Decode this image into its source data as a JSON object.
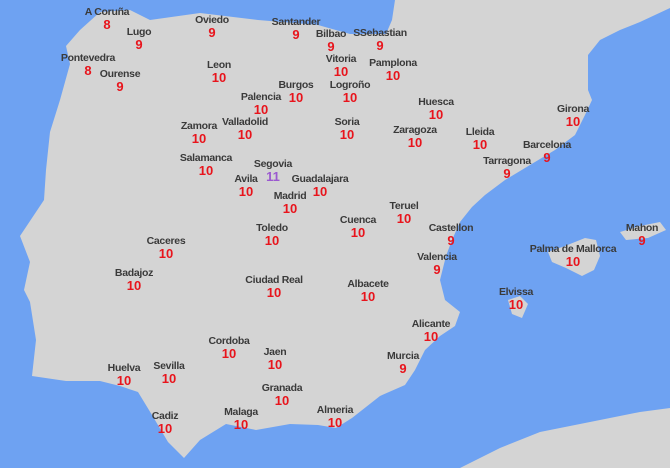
{
  "map": {
    "colors": {
      "sea": "#6ea2f2",
      "land": "#d4d4d4",
      "label": "#3a3a3a",
      "value": "#e8141c",
      "value_high": "#9b59d0"
    },
    "cities": [
      {
        "name": "A Coruña",
        "value": "8"
      },
      {
        "name": "Oviedo",
        "value": "9"
      },
      {
        "name": "Santander",
        "value": "9"
      },
      {
        "name": "Lugo",
        "value": "9"
      },
      {
        "name": "Bilbao",
        "value": "9"
      },
      {
        "name": "SSebastian",
        "value": "9"
      },
      {
        "name": "Pontevedra",
        "value": "8"
      },
      {
        "name": "Ourense",
        "value": "9"
      },
      {
        "name": "Leon",
        "value": "10"
      },
      {
        "name": "Vitoria",
        "value": "10"
      },
      {
        "name": "Pamplona",
        "value": "10"
      },
      {
        "name": "Logroño",
        "value": "10"
      },
      {
        "name": "Burgos",
        "value": "10"
      },
      {
        "name": "Palencia",
        "value": "10"
      },
      {
        "name": "Huesca",
        "value": "10"
      },
      {
        "name": "Girona",
        "value": "10"
      },
      {
        "name": "Valladolid",
        "value": "10"
      },
      {
        "name": "Zamora",
        "value": "10"
      },
      {
        "name": "Soria",
        "value": "10"
      },
      {
        "name": "Zaragoza",
        "value": "10"
      },
      {
        "name": "Lleida",
        "value": "10"
      },
      {
        "name": "Barcelona",
        "value": "9"
      },
      {
        "name": "Tarragona",
        "value": "9"
      },
      {
        "name": "Salamanca",
        "value": "10"
      },
      {
        "name": "Segovia",
        "value": "11"
      },
      {
        "name": "Avila",
        "value": "10"
      },
      {
        "name": "Guadalajara",
        "value": "10"
      },
      {
        "name": "Madrid",
        "value": "10"
      },
      {
        "name": "Teruel",
        "value": "10"
      },
      {
        "name": "Cuenca",
        "value": "10"
      },
      {
        "name": "Castellon",
        "value": "9"
      },
      {
        "name": "Mahon",
        "value": "9"
      },
      {
        "name": "Toledo",
        "value": "10"
      },
      {
        "name": "Caceres",
        "value": "10"
      },
      {
        "name": "Palma de Mallorca",
        "value": "10"
      },
      {
        "name": "Valencia",
        "value": "9"
      },
      {
        "name": "Badajoz",
        "value": "10"
      },
      {
        "name": "Ciudad Real",
        "value": "10"
      },
      {
        "name": "Albacete",
        "value": "10"
      },
      {
        "name": "Elvissa",
        "value": "10"
      },
      {
        "name": "Alicante",
        "value": "10"
      },
      {
        "name": "Cordoba",
        "value": "10"
      },
      {
        "name": "Jaen",
        "value": "10"
      },
      {
        "name": "Murcia",
        "value": "9"
      },
      {
        "name": "Huelva",
        "value": "10"
      },
      {
        "name": "Sevilla",
        "value": "10"
      },
      {
        "name": "Granada",
        "value": "10"
      },
      {
        "name": "Cadiz",
        "value": "10"
      },
      {
        "name": "Malaga",
        "value": "10"
      },
      {
        "name": "Almeria",
        "value": "10"
      }
    ]
  }
}
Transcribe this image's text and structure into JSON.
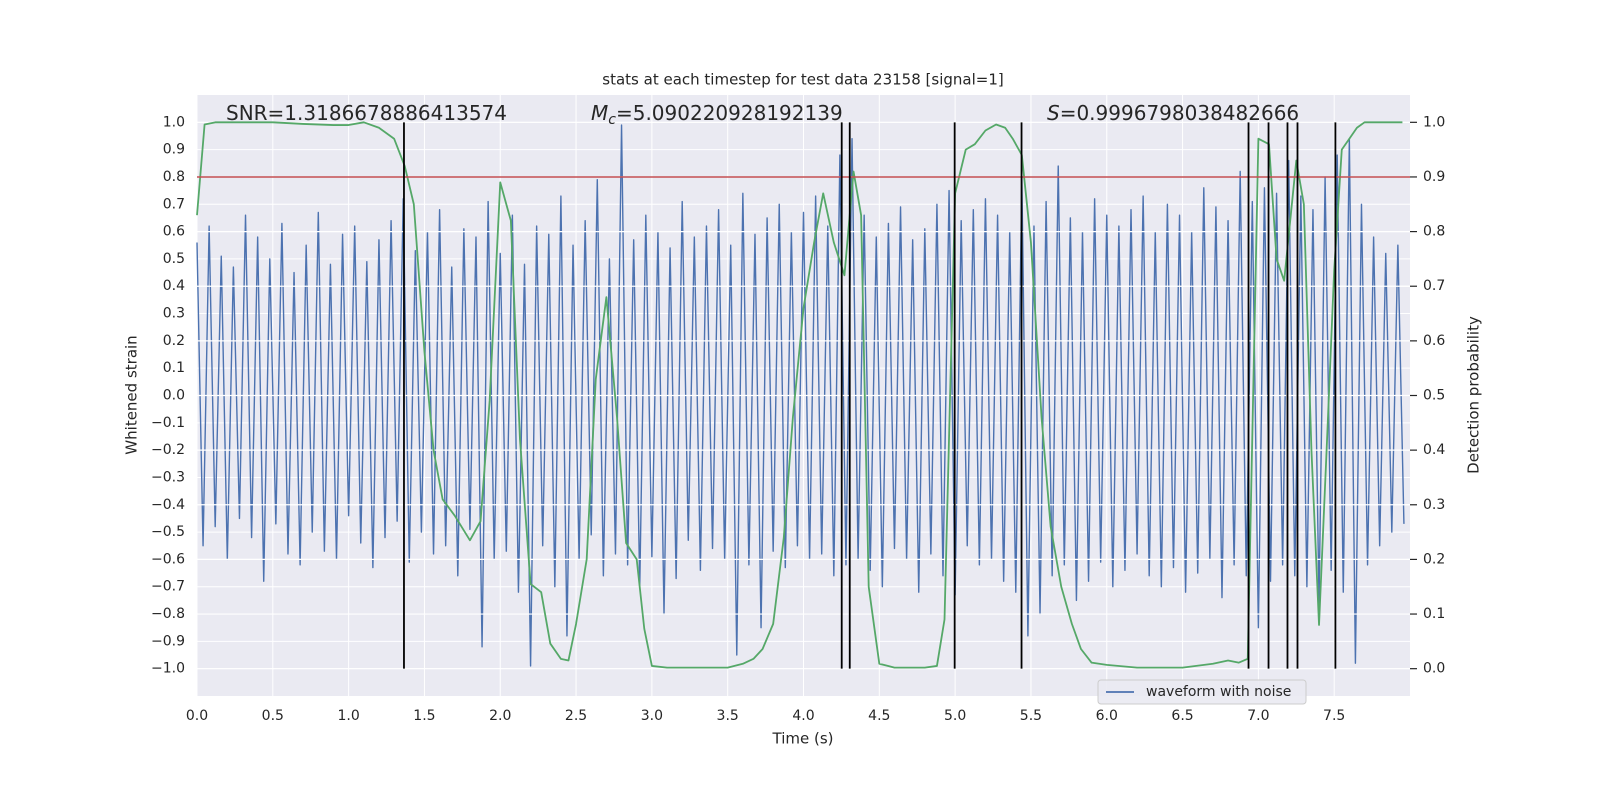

***

TASK DESCRIPTION
Work out how many lines above contain the word "this". Give only the number.

EXERCISE OUTPUT
2